Request: Omit every picture and return the rest of the data unaltered.

--- start Dataset ---

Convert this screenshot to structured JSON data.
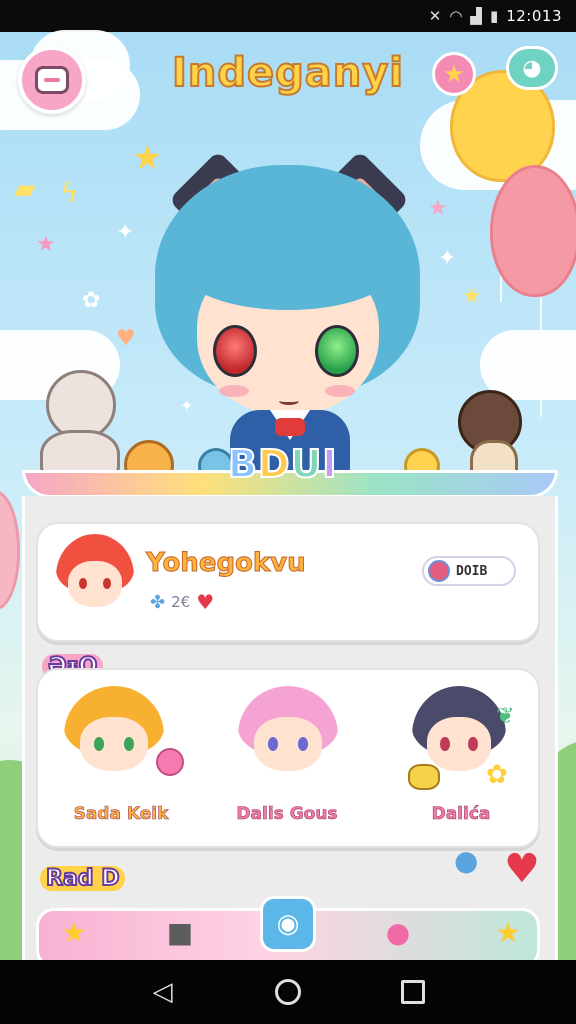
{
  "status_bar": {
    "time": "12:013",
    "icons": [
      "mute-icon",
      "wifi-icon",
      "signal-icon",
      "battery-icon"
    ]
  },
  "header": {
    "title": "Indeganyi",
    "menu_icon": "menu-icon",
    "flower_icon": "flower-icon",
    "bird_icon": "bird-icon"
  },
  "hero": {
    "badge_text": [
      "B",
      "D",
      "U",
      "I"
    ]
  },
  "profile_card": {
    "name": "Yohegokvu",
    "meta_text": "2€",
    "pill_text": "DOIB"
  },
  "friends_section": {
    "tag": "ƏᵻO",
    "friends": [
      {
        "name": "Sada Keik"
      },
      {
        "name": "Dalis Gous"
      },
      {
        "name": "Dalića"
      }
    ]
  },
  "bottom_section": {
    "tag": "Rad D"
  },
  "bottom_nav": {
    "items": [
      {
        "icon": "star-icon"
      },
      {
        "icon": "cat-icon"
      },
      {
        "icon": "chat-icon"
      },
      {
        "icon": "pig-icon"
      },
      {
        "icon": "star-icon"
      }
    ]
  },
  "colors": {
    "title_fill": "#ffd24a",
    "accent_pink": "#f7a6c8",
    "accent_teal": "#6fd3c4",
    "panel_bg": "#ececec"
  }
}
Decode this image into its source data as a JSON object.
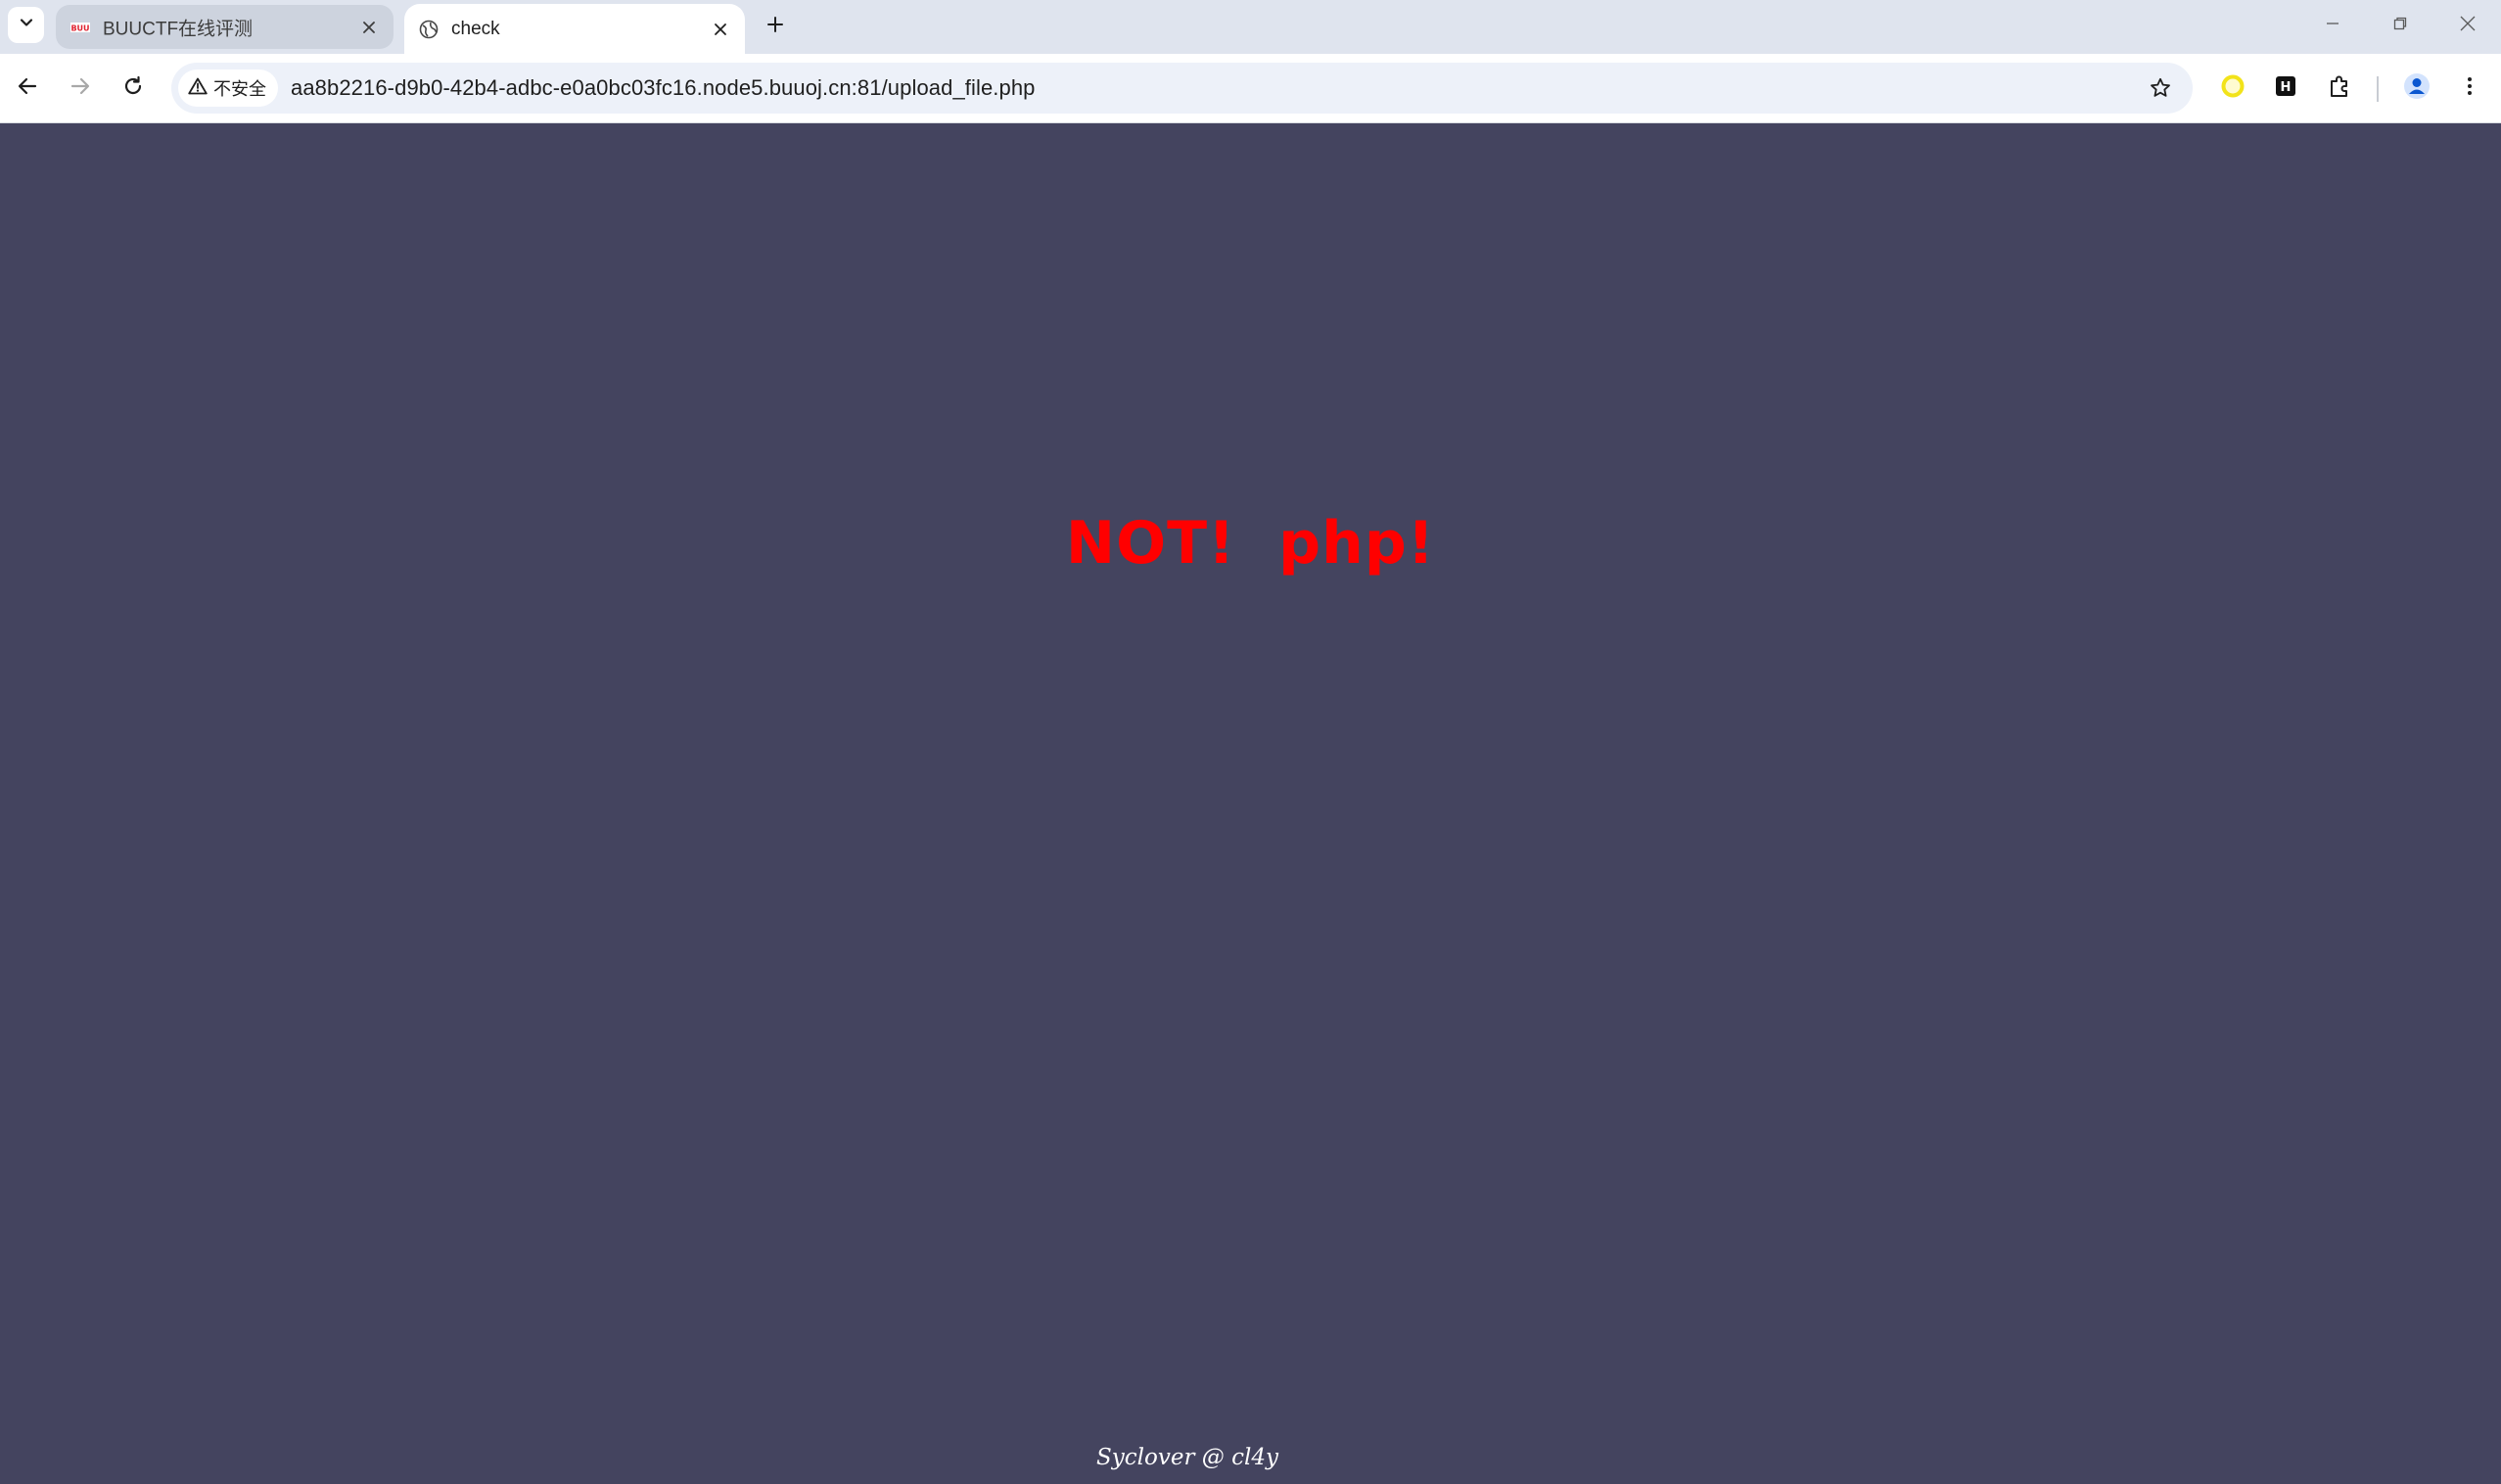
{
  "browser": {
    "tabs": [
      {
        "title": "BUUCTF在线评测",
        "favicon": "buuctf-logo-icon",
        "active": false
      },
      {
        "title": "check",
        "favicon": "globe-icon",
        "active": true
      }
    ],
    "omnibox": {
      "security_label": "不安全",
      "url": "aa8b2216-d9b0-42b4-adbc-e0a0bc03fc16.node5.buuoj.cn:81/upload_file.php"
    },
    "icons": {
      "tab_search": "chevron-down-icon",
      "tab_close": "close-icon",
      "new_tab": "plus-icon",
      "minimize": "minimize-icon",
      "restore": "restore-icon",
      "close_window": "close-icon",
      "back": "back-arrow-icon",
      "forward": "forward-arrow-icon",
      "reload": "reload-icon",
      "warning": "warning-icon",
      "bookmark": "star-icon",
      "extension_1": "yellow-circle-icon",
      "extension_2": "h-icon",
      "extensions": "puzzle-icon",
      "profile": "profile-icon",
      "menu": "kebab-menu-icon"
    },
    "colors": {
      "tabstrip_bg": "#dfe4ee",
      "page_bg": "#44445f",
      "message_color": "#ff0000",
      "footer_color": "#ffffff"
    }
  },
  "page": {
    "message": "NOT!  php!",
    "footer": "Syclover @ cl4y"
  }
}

--- end Dataset ---

Reply to the exercise:
Convert this screenshot to structured JSON data.
{
  "status_bar": {
    "time": "12:013",
    "icons": [
      "mute-icon",
      "wifi-icon",
      "signal-icon",
      "battery-icon"
    ]
  },
  "header": {
    "title": "Indeganyi",
    "menu_icon": "menu-icon",
    "flower_icon": "flower-icon",
    "bird_icon": "bird-icon"
  },
  "hero": {
    "badge_text": [
      "B",
      "D",
      "U",
      "I"
    ]
  },
  "profile_card": {
    "name": "Yohegokvu",
    "meta_text": "2€",
    "pill_text": "DOIB"
  },
  "friends_section": {
    "tag": "ƏᵻO",
    "friends": [
      {
        "name": "Sada Keik"
      },
      {
        "name": "Dalis Gous"
      },
      {
        "name": "Dalića"
      }
    ]
  },
  "bottom_section": {
    "tag": "Rad D"
  },
  "bottom_nav": {
    "items": [
      {
        "icon": "star-icon"
      },
      {
        "icon": "cat-icon"
      },
      {
        "icon": "chat-icon"
      },
      {
        "icon": "pig-icon"
      },
      {
        "icon": "star-icon"
      }
    ]
  },
  "colors": {
    "title_fill": "#ffd24a",
    "accent_pink": "#f7a6c8",
    "accent_teal": "#6fd3c4",
    "panel_bg": "#ececec"
  }
}
Decode this image into its source data as a JSON object.
{
  "browser": {
    "tabs": [
      {
        "title": "BUUCTF在线评测",
        "favicon": "buuctf-logo-icon",
        "active": false
      },
      {
        "title": "check",
        "favicon": "globe-icon",
        "active": true
      }
    ],
    "omnibox": {
      "security_label": "不安全",
      "url": "aa8b2216-d9b0-42b4-adbc-e0a0bc03fc16.node5.buuoj.cn:81/upload_file.php"
    },
    "icons": {
      "tab_search": "chevron-down-icon",
      "tab_close": "close-icon",
      "new_tab": "plus-icon",
      "minimize": "minimize-icon",
      "restore": "restore-icon",
      "close_window": "close-icon",
      "back": "back-arrow-icon",
      "forward": "forward-arrow-icon",
      "reload": "reload-icon",
      "warning": "warning-icon",
      "bookmark": "star-icon",
      "extension_1": "yellow-circle-icon",
      "extension_2": "h-icon",
      "extensions": "puzzle-icon",
      "profile": "profile-icon",
      "menu": "kebab-menu-icon"
    },
    "colors": {
      "tabstrip_bg": "#dfe4ee",
      "page_bg": "#44445f",
      "message_color": "#ff0000",
      "footer_color": "#ffffff"
    }
  },
  "page": {
    "message": "NOT!  php!",
    "footer": "Syclover @ cl4y"
  }
}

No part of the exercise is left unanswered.